* Written instruction *
In the listing below, identify each line with the word "movements" and return those lines.

* Data excerpts *
***

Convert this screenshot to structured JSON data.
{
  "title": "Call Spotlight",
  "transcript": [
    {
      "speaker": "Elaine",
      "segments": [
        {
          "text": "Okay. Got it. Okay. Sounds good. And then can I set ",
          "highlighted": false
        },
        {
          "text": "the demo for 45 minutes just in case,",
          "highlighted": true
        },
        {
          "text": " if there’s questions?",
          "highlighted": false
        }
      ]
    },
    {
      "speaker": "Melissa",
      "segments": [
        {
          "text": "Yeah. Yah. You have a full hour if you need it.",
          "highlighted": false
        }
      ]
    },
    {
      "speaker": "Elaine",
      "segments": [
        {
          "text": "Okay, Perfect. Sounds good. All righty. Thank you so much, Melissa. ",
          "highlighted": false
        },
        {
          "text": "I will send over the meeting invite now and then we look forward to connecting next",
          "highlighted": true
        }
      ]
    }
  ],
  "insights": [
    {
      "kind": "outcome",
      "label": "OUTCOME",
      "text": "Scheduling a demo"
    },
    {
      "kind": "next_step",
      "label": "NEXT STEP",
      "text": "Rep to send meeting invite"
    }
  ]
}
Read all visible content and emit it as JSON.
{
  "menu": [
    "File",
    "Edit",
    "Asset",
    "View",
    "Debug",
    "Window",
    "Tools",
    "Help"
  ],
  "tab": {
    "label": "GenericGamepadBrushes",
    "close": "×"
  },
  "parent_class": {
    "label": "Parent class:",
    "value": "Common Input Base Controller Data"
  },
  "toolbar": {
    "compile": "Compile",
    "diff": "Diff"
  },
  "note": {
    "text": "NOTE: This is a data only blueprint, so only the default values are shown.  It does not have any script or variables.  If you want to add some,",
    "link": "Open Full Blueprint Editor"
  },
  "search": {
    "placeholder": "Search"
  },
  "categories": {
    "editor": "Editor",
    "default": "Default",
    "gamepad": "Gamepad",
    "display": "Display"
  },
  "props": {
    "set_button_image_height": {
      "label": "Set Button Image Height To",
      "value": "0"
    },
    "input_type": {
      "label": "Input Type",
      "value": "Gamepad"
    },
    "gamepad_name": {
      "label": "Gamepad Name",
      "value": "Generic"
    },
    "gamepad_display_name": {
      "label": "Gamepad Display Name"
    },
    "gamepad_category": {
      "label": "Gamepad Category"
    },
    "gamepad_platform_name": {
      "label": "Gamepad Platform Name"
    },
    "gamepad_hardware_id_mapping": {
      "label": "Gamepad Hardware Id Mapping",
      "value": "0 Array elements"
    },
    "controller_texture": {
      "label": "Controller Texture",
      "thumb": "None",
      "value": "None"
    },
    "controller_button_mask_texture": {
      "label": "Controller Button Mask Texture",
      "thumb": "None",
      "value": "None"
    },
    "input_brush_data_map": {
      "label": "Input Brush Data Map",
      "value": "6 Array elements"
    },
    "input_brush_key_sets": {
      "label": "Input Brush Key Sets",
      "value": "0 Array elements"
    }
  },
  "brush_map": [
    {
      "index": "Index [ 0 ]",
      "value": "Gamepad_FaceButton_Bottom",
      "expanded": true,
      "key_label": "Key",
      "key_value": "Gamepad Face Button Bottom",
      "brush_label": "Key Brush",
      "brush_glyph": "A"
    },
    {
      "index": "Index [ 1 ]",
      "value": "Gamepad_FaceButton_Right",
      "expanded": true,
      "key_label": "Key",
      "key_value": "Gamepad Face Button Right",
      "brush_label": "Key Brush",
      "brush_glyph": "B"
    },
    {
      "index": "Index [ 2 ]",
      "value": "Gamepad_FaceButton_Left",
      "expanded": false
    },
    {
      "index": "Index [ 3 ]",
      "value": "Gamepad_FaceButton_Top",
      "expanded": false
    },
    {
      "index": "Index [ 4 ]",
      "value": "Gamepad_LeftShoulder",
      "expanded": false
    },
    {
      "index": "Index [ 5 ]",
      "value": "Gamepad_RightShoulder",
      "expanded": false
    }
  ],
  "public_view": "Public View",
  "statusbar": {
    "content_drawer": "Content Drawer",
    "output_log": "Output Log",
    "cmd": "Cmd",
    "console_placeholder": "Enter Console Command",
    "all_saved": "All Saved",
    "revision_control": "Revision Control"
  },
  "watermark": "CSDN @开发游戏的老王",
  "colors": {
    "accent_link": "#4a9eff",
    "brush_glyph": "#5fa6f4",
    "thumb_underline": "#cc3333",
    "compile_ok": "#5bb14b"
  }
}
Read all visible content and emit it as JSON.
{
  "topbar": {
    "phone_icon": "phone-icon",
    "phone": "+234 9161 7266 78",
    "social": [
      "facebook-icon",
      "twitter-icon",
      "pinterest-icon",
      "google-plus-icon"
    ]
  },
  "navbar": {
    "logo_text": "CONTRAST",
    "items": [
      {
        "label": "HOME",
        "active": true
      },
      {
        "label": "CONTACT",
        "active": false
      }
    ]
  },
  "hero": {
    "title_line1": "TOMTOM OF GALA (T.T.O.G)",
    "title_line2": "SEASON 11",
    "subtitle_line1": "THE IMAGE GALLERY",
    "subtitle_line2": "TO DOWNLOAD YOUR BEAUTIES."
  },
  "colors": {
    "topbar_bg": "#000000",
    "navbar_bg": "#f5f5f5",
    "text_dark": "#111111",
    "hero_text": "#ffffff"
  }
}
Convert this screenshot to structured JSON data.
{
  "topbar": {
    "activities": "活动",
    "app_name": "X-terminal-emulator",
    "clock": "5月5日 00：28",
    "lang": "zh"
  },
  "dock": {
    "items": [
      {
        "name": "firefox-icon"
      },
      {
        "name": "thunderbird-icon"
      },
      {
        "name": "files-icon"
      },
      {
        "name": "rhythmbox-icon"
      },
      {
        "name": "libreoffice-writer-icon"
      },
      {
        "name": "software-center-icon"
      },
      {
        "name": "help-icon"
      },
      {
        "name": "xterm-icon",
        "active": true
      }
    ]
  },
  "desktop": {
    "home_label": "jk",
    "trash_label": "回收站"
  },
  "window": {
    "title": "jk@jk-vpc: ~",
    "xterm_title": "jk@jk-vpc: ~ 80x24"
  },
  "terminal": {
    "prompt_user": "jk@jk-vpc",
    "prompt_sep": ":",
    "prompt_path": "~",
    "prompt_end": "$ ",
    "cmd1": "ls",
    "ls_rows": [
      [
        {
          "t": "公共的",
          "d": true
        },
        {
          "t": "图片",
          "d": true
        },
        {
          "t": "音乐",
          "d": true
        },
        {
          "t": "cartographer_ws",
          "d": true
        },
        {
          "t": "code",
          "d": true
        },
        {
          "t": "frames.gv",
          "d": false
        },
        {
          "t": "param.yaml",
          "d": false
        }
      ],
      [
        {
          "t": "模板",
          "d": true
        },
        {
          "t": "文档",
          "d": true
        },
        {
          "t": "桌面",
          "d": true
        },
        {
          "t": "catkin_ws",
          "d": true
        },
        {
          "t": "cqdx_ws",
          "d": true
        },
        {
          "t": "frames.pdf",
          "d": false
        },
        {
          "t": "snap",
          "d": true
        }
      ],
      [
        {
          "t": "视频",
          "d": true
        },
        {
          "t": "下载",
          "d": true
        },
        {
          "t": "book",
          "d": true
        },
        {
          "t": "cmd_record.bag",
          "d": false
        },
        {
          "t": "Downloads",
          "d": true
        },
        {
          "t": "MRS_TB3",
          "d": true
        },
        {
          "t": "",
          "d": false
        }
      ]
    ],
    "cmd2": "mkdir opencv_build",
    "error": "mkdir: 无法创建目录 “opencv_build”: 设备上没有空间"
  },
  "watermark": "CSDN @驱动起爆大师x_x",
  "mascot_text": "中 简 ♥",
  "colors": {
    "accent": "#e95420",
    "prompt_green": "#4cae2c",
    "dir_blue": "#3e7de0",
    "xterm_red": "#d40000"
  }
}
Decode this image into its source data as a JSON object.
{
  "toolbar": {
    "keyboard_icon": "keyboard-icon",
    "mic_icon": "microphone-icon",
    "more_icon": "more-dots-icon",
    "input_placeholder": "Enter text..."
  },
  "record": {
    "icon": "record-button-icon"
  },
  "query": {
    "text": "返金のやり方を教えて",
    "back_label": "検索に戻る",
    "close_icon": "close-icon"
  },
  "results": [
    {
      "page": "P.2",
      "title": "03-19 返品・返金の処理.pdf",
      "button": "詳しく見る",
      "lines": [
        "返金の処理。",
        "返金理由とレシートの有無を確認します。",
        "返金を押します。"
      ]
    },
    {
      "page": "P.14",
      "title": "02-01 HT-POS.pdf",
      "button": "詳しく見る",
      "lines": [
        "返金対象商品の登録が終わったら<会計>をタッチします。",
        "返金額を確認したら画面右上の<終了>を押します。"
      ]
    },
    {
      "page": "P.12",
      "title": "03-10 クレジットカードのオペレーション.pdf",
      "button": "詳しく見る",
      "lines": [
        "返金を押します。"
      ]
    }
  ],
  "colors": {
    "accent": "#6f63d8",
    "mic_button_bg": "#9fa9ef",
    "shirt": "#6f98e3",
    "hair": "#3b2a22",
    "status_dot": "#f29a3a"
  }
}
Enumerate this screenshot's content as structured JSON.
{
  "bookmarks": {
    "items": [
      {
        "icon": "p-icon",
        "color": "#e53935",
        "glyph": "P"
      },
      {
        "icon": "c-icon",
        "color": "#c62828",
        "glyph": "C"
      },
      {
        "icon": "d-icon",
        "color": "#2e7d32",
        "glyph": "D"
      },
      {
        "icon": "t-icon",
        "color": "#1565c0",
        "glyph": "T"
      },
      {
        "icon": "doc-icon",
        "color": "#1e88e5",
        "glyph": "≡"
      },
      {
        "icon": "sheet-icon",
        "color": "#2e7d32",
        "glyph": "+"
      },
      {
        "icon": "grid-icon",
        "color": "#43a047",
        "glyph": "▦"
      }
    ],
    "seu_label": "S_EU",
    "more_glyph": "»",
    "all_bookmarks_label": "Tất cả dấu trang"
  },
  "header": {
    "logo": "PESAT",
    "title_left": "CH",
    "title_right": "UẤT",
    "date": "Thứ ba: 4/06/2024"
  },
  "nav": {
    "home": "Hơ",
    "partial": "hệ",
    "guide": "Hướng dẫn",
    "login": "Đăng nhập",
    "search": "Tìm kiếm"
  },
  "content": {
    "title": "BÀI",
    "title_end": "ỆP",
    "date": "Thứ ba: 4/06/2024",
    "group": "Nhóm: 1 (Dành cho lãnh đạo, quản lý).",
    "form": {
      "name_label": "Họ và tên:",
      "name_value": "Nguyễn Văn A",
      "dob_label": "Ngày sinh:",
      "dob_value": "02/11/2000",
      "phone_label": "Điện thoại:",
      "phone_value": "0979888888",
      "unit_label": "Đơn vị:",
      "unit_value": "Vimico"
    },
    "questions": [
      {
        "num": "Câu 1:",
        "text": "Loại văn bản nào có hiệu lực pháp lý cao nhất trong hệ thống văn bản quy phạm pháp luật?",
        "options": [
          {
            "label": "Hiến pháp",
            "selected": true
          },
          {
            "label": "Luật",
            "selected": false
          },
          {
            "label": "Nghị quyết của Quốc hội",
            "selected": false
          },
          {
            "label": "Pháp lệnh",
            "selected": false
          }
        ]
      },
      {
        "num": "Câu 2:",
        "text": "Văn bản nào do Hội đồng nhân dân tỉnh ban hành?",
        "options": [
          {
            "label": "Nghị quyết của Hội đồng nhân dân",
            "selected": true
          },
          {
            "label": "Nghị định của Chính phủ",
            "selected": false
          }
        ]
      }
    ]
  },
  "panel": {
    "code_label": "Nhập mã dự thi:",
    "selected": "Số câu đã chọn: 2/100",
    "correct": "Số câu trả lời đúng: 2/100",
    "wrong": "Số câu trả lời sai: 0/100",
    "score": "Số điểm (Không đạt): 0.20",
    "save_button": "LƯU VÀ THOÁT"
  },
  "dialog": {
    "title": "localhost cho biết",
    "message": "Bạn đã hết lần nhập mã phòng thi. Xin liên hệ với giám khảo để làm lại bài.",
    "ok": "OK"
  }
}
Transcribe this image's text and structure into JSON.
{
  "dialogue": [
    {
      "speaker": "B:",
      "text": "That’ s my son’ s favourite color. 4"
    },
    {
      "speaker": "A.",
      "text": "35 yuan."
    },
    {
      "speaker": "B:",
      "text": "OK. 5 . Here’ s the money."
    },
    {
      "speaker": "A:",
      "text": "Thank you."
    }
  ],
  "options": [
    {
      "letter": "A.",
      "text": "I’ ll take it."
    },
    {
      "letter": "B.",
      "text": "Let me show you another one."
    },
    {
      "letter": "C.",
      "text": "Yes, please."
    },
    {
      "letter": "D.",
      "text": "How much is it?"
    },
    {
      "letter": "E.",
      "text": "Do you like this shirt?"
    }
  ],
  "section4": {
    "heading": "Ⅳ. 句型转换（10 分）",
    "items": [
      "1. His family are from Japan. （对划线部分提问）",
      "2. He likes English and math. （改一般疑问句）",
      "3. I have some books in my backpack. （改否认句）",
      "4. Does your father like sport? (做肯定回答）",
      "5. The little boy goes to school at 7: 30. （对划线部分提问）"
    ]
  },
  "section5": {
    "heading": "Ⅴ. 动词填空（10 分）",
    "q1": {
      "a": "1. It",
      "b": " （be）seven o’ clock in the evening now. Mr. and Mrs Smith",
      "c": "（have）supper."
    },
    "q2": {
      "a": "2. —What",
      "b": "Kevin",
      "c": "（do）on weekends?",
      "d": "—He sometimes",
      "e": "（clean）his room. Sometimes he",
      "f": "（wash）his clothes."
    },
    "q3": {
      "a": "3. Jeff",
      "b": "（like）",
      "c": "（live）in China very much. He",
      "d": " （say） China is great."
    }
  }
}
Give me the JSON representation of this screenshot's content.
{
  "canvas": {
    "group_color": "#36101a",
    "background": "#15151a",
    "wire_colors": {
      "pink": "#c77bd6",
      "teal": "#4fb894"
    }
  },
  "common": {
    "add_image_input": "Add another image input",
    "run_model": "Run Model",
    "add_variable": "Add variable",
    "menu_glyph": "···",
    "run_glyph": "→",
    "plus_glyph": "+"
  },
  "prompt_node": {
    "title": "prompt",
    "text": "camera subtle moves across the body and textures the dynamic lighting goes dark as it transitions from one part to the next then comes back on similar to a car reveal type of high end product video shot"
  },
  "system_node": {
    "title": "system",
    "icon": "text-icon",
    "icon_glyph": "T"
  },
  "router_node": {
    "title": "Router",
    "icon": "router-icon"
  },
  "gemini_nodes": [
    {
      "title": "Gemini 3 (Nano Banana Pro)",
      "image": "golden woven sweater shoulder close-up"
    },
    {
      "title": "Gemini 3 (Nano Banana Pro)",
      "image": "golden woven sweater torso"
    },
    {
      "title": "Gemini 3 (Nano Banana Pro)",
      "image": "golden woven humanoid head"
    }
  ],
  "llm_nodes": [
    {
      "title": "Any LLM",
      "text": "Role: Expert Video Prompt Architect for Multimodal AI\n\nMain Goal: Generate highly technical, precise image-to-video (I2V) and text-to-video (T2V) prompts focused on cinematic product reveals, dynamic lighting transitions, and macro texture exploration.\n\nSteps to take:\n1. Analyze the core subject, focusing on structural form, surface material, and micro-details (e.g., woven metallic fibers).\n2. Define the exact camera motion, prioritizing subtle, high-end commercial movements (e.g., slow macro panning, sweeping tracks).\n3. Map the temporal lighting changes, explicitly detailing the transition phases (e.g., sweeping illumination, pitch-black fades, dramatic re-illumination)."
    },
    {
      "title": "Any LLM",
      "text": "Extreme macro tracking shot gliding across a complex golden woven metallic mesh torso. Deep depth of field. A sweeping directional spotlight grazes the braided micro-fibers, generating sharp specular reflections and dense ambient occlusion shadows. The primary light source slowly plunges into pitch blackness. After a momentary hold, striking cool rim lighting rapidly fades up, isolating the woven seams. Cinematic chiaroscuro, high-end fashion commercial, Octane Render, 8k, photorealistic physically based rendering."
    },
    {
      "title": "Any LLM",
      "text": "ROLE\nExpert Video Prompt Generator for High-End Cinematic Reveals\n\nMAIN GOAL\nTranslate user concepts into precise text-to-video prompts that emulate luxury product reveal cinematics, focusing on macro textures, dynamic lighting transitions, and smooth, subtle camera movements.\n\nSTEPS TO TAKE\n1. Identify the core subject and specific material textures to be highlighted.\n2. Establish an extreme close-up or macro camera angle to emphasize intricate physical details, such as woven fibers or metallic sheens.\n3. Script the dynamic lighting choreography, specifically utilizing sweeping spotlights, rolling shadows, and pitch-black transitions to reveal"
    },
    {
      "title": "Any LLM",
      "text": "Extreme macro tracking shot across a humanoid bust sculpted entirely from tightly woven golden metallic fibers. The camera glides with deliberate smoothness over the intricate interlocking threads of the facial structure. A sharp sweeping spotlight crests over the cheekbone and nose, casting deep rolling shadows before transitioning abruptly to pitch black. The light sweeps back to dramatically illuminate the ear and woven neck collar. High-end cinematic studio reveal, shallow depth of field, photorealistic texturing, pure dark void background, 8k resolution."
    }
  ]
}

***

* Written response *
      "text": "Role: Expert Video Prompt Architect for Multimodal AI\n\nMain Goal: Generate highly technical, precise image-to-video (I2V) and text-to-video (T2V) prompts focused on cinematic product reveals, dynamic lighting transitions, and macro texture exploration.\n\nSteps to take:\n1. Analyze the core subject, focusing on structural form, surface material, and micro-details (e.g., woven metallic fibers).\n2. Define the exact camera motion, prioritizing subtle, high-end commercial movements (e.g., slow macro panning, sweeping tracks).\n3. Map the temporal lighting changes, explicitly detailing the transition phases (e.g., sweeping illumination, pitch-black fades, dramatic re-illumination)."
      "text": "ROLE\nExpert Video Prompt Generator for High-End Cinematic Reveals\n\nMAIN GOAL\nTranslate user concepts into precise text-to-video prompts that emulate luxury product reveal cinematics, focusing on macro textures, dynamic lighting transitions, and smooth, subtle camera movements.\n\nSTEPS TO TAKE\n1. Identify the core subject and specific material textures to be highlighted.\n2. Establish an extreme close-up or macro camera angle to emphasize intricate physical details, such as woven fibers or metallic sheens.\n3. Script the dynamic lighting choreography, specifically utilizing sweeping spotlights, rolling shadows, and pitch-black transitions to reveal"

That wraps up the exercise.